→ EXERCISE DETAILS
Word for word, repeat the entries, minus the pictures.

Entries from a visual dataset:
....................
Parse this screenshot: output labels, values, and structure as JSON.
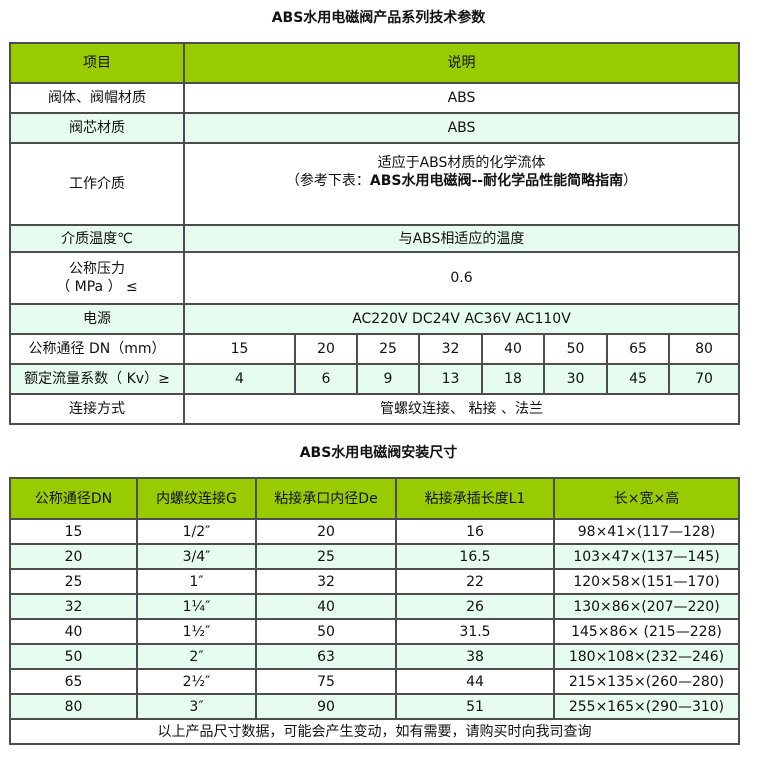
{
  "spec_table": {
    "title": "ABS水用电磁阀产品系列技术参数",
    "headers": [
      "项目",
      "说明"
    ],
    "rows": [
      {
        "label": "阀体、阀帽材质",
        "value": "ABS"
      },
      {
        "label": "阀芯材质",
        "value": "ABS"
      },
      {
        "label": "工作介质",
        "value_line1": "适应于ABS材质的化学流体",
        "value_line2_prefix": "（参考下表：",
        "value_line2_bold": "ABS水用电磁阀--耐化学品性能简略指南",
        "value_line2_suffix": "）"
      },
      {
        "label": "介质温度℃",
        "value": "与ABS相适应的温度"
      },
      {
        "label_line1": "公称压力",
        "label_line2": "（ MPa ） ≤",
        "value": "0.6"
      },
      {
        "label": "电源",
        "value": "AC220V DC24V AC36V AC110V"
      }
    ],
    "dn_row": {
      "label": "公称通径 DN（mm）",
      "values": [
        "15",
        "20",
        "25",
        "32",
        "40",
        "50",
        "65",
        "80"
      ]
    },
    "kv_row": {
      "label": "额定流量系数（ Kv）≥",
      "values": [
        "4",
        "6",
        "9",
        "13",
        "18",
        "30",
        "45",
        "70"
      ]
    },
    "connection_row": {
      "label": "连接方式",
      "value": "管螺纹连接、 粘接 、法兰"
    }
  },
  "size_table": {
    "title": "ABS水用电磁阀安装尺寸",
    "headers": [
      "公称通径DN",
      "内螺纹连接G",
      "粘接承口内径De",
      "粘接承插长度L1",
      "长×宽×高"
    ],
    "rows": [
      [
        "15",
        "1/2″",
        "20",
        "16",
        "98×41×(117—128)"
      ],
      [
        "20",
        "3/4″",
        "25",
        "16.5",
        "103×47×(137—145)"
      ],
      [
        "25",
        "1″",
        "32",
        "22",
        "120×58×(151—170)"
      ],
      [
        "32",
        "1¼″",
        "40",
        "26",
        "130×86×(207—220)"
      ],
      [
        "40",
        "1½″",
        "50",
        "31.5",
        "145×86× (215—228)"
      ],
      [
        "50",
        "2″",
        "63",
        "38",
        "180×108×(232—246)"
      ],
      [
        "65",
        "2½″",
        "75",
        "44",
        "215×135×(260—280)"
      ],
      [
        "80",
        "3″",
        "90",
        "51",
        "255×165×(290—310)"
      ]
    ],
    "footer": "以上产品尺寸数据，可能会产生变动，如有需要，请购买时向我司查询"
  },
  "colors": {
    "header_bg": "#99cc00",
    "alt_row_bg": "#e6fcef",
    "border": "#4d4d4d"
  }
}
....................
→ COMPLETE RESPONSE
Parse this screenshot: output labels, values, and structure as JSON.
{
  "spec_table": {
    "title": "ABS水用电磁阀产品系列技术参数",
    "headers": [
      "项目",
      "说明"
    ],
    "rows": [
      {
        "label": "阀体、阀帽材质",
        "value": "ABS"
      },
      {
        "label": "阀芯材质",
        "value": "ABS"
      },
      {
        "label": "工作介质",
        "value_line1": "适应于ABS材质的化学流体",
        "value_line2_prefix": "（参考下表：",
        "value_line2_bold": "ABS水用电磁阀--耐化学品性能简略指南",
        "value_line2_suffix": "）"
      },
      {
        "label": "介质温度℃",
        "value": "与ABS相适应的温度"
      },
      {
        "label_line1": "公称压力",
        "label_line2": "（ MPa ） ≤",
        "value": "0.6"
      },
      {
        "label": "电源",
        "value": "AC220V DC24V AC36V AC110V"
      }
    ],
    "dn_row": {
      "label": "公称通径 DN（mm）",
      "values": [
        "15",
        "20",
        "25",
        "32",
        "40",
        "50",
        "65",
        "80"
      ]
    },
    "kv_row": {
      "label": "额定流量系数（ Kv）≥",
      "values": [
        "4",
        "6",
        "9",
        "13",
        "18",
        "30",
        "45",
        "70"
      ]
    },
    "connection_row": {
      "label": "连接方式",
      "value": "管螺纹连接、 粘接 、法兰"
    }
  },
  "size_table": {
    "title": "ABS水用电磁阀安装尺寸",
    "headers": [
      "公称通径DN",
      "内螺纹连接G",
      "粘接承口内径De",
      "粘接承插长度L1",
      "长×宽×高"
    ],
    "rows": [
      [
        "15",
        "1/2″",
        "20",
        "16",
        "98×41×(117—128)"
      ],
      [
        "20",
        "3/4″",
        "25",
        "16.5",
        "103×47×(137—145)"
      ],
      [
        "25",
        "1″",
        "32",
        "22",
        "120×58×(151—170)"
      ],
      [
        "32",
        "1¼″",
        "40",
        "26",
        "130×86×(207—220)"
      ],
      [
        "40",
        "1½″",
        "50",
        "31.5",
        "145×86× (215—228)"
      ],
      [
        "50",
        "2″",
        "63",
        "38",
        "180×108×(232—246)"
      ],
      [
        "65",
        "2½″",
        "75",
        "44",
        "215×135×(260—280)"
      ],
      [
        "80",
        "3″",
        "90",
        "51",
        "255×165×(290—310)"
      ]
    ],
    "footer": "以上产品尺寸数据，可能会产生变动，如有需要，请购买时向我司查询"
  },
  "colors": {
    "header_bg": "#99cc00",
    "alt_row_bg": "#e6fcef",
    "border": "#4d4d4d"
  }
}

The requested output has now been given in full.